## SHORT TASK
Pull every line of the entries that has the word "screenshot".

## MATERIAL FOR THIS EXERCISE
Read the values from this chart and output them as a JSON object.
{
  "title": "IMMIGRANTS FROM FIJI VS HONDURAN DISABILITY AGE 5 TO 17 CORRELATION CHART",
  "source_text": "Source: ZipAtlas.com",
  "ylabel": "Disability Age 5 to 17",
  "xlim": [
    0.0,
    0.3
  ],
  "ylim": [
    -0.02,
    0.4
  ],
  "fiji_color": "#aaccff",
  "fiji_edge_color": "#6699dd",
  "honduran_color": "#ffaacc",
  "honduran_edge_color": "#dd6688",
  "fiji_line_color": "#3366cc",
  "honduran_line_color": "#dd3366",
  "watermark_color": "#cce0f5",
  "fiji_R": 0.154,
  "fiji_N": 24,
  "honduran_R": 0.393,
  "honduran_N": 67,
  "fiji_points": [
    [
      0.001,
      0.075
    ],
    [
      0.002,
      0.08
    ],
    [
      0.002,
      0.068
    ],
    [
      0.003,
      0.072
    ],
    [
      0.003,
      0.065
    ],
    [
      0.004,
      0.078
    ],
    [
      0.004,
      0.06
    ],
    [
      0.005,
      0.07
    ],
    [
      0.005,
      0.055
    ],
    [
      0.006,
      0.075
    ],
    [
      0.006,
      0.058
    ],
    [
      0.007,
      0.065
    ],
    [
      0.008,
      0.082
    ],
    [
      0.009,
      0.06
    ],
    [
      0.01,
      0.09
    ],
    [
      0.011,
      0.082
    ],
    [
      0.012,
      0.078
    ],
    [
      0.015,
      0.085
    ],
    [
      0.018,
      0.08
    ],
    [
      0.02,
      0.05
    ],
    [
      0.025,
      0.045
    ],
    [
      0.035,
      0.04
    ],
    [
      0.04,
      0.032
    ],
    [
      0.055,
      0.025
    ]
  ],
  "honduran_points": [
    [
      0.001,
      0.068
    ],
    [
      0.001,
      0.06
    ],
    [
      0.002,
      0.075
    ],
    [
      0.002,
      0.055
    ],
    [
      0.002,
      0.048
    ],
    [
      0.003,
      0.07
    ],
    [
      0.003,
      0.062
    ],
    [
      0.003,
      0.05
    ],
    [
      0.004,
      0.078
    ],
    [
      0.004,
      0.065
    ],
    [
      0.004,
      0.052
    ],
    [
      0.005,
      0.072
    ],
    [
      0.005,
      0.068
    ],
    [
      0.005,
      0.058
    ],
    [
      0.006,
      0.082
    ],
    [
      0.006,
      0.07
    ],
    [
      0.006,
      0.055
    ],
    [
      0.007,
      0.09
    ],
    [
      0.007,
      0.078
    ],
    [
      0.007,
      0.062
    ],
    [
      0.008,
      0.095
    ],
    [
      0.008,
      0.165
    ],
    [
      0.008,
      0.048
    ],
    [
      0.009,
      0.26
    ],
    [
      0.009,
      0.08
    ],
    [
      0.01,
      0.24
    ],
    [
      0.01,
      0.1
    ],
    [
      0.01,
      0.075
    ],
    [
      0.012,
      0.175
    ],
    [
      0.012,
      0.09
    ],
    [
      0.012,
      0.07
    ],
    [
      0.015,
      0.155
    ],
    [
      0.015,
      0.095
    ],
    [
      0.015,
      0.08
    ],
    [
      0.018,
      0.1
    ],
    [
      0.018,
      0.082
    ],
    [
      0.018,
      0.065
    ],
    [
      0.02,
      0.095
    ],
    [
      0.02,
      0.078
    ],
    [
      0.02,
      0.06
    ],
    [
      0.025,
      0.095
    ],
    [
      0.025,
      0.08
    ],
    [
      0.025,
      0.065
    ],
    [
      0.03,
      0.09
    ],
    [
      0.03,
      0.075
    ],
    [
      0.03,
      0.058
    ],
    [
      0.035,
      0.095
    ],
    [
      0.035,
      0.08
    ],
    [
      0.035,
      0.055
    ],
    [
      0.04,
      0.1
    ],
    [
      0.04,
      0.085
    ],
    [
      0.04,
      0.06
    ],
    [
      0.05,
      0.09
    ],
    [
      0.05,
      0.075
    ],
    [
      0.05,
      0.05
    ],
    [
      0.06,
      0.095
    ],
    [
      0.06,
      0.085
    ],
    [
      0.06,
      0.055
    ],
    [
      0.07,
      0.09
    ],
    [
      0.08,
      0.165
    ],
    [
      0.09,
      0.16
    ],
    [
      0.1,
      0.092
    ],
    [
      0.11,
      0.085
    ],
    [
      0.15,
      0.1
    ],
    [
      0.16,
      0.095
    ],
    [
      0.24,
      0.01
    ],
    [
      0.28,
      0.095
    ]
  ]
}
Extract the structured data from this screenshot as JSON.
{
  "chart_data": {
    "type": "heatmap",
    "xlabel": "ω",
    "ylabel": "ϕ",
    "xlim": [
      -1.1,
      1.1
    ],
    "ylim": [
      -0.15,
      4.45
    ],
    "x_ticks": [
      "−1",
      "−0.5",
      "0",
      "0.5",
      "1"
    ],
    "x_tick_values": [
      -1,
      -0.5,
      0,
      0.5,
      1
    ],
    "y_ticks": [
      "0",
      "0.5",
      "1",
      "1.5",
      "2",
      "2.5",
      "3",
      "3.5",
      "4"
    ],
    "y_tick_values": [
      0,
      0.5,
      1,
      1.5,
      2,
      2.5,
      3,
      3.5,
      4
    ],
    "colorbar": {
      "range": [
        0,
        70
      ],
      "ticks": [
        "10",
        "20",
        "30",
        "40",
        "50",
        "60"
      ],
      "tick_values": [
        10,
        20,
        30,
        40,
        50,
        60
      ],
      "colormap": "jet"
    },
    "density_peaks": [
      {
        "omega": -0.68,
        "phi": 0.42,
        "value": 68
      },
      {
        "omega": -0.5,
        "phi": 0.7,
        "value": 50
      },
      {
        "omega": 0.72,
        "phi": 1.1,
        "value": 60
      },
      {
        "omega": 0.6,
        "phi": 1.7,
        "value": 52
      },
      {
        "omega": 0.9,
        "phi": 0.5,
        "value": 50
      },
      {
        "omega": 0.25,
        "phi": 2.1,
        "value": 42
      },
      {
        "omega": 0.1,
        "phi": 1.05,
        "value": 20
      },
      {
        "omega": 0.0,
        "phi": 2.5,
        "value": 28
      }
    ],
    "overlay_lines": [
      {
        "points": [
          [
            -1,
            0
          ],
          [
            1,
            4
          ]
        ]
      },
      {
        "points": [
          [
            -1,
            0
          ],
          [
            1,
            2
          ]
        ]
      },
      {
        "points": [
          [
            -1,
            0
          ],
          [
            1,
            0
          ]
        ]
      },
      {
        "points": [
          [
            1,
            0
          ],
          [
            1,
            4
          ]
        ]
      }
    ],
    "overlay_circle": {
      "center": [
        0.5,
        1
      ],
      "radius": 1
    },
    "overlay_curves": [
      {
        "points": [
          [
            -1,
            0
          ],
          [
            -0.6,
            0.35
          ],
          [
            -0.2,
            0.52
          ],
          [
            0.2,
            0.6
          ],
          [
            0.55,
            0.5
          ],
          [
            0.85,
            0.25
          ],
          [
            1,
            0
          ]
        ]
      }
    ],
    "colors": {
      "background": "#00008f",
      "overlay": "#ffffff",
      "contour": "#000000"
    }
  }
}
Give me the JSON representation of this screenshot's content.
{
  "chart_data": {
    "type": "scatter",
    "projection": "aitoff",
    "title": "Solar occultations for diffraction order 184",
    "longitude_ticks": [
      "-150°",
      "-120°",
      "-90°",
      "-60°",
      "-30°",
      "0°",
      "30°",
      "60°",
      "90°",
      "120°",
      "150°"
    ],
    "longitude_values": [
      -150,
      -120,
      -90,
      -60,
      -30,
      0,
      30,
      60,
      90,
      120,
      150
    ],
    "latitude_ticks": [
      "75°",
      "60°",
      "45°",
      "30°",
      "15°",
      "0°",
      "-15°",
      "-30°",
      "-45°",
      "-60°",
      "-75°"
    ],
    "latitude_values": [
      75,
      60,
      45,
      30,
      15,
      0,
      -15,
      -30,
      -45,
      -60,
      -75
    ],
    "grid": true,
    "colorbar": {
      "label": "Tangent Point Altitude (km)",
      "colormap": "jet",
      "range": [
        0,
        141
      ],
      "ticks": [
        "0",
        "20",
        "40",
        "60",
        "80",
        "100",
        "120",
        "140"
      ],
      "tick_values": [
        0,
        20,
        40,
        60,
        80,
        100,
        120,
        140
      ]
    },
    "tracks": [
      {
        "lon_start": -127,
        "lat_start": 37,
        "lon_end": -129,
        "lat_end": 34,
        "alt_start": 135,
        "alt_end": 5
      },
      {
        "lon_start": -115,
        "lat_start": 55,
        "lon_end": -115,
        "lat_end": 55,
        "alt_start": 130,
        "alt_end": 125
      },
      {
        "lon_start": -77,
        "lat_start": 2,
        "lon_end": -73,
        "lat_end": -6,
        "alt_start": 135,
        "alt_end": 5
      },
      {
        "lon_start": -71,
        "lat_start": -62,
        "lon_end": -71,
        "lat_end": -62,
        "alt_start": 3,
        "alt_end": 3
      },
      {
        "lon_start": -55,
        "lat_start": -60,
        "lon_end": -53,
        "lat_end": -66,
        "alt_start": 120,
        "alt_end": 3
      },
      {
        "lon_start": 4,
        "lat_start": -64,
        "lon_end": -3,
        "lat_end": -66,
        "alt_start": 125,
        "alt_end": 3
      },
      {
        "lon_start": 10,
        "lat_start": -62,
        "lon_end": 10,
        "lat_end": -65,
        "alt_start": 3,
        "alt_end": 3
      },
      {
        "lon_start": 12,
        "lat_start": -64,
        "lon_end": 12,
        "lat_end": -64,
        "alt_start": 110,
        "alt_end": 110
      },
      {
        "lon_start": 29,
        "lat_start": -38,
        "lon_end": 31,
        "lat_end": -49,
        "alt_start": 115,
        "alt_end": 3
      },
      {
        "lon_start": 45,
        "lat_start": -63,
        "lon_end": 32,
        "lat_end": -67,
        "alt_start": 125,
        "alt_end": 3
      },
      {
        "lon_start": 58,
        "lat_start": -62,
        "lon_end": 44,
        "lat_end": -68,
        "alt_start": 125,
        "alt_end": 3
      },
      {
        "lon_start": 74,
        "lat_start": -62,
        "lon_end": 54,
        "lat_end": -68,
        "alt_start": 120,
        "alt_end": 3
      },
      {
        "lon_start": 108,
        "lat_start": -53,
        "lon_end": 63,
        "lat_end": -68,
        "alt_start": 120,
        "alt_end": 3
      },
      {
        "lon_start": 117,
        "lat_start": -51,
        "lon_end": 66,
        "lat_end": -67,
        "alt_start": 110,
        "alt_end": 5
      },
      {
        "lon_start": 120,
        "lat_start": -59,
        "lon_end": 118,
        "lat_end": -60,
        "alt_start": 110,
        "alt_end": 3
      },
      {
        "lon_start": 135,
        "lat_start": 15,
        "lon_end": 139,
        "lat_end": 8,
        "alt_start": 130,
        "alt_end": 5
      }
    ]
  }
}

## THE OUTPUT
Extract the structured data from this screenshot as JSON.
Give me the JSON representation of this screenshot's content.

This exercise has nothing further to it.